Work instructions
Reproduce each line exactly.

Data rows
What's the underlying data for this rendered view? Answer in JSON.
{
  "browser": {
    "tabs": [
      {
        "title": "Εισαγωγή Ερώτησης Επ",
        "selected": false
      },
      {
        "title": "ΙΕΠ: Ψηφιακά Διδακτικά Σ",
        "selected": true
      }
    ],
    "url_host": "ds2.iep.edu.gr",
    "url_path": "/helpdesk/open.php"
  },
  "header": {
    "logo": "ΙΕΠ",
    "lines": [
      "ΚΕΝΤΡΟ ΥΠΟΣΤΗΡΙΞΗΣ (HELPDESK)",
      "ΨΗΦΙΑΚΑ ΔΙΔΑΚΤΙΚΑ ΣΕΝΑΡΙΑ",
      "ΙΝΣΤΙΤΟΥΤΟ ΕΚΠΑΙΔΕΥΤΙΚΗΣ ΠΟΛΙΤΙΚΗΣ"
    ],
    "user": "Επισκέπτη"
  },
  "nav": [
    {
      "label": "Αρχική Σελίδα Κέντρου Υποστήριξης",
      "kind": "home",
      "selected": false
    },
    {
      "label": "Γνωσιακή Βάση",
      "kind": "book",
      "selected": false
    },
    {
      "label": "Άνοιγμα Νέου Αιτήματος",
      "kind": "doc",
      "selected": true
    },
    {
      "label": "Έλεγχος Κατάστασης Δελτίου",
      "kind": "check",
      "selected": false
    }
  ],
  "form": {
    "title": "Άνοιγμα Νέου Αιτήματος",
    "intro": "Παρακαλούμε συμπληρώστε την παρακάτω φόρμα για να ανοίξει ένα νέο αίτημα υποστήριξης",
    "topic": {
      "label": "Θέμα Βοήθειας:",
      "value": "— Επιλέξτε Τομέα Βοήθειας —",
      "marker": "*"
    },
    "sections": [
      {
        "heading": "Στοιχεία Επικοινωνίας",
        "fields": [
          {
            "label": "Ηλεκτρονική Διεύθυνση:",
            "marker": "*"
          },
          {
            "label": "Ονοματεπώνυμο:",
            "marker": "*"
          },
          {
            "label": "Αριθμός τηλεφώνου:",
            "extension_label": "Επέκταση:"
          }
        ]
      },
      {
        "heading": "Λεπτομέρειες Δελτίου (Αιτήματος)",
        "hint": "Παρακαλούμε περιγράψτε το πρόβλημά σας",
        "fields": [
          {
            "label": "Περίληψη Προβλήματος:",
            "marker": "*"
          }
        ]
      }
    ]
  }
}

Problem solution
What's the underlying data for this rendered view? Answer in JSON.
{
  "browser": {
    "tabs": [
      {
        "title": "Εισαγωγή Ερώτησης Επ",
        "selected": false
      },
      {
        "title": "ΙΕΠ: Ψηφιακά Διδακτικά Σ",
        "selected": true
      }
    ],
    "url_host": "ds2.iep.edu.gr",
    "url_path": "/helpdesk/open.php"
  },
  "header": {
    "logo": "ΙΕΠ",
    "lines": [
      "ΚΕΝΤΡΟ ΥΠΟΣΤΗΡΙΞΗΣ (HELPDESK)",
      "ΨΗΦΙΑΚΑ ΔΙΔΑΚΤΙΚΑ ΣΕΝΑΡΙΑ",
      "ΙΝΣΤΙΤΟΥΤΟ ΕΚΠΑΙΔΕΥΤΙΚΗΣ ΠΟΛΙΤΙΚΗΣ"
    ],
    "user": "Επισκέπτη"
  },
  "nav": [
    {
      "label": "Αρχική Σελίδα Κέντρου Υποστήριξης",
      "kind": "home",
      "selected": false
    },
    {
      "label": "Γνωσιακή Βάση",
      "kind": "book",
      "selected": false
    },
    {
      "label": "Άνοιγμα Νέου Αιτήματος",
      "kind": "doc",
      "selected": true
    },
    {
      "label": "Έλεγχος Κατάστασης Δελτίου",
      "kind": "check",
      "selected": false
    }
  ],
  "form": {
    "title": "Άνοιγμα Νέου Αιτήματος",
    "intro": "Παρακαλούμε συμπληρώστε την παρακάτω φόρμα για να ανοίξει ένα νέο αίτημα υποστήριξης",
    "topic": {
      "label": "Θέμα Βοήθειας:",
      "value": "— Επιλέξτε Τομέα Βοήθειας —",
      "marker": "*"
    },
    "sections": [
      {
        "heading": "Στοιχεία Επικοινωνίας",
        "fields": [
          {
            "label": "Ηλεκτρονική Διεύθυνση:",
            "marker": "*"
          },
          {
            "label": "Ονοματεπώνυμο:",
            "marker": "*"
          },
          {
            "label": "Αριθμός τηλεφώνου:",
            "extension_label": "Επέκταση:"
          }
        ]
      },
      {
        "heading": "Λεπτομέρειες Δελτίου (Αιτήματος)",
        "hint": "Παρακαλούμε περιγράψτε το πρόβλημά σας",
        "fields": [
          {
            "label": "Περίληψη Προβλήματος:",
            "marker": "*"
          }
        ]
      }
    ]
  }
}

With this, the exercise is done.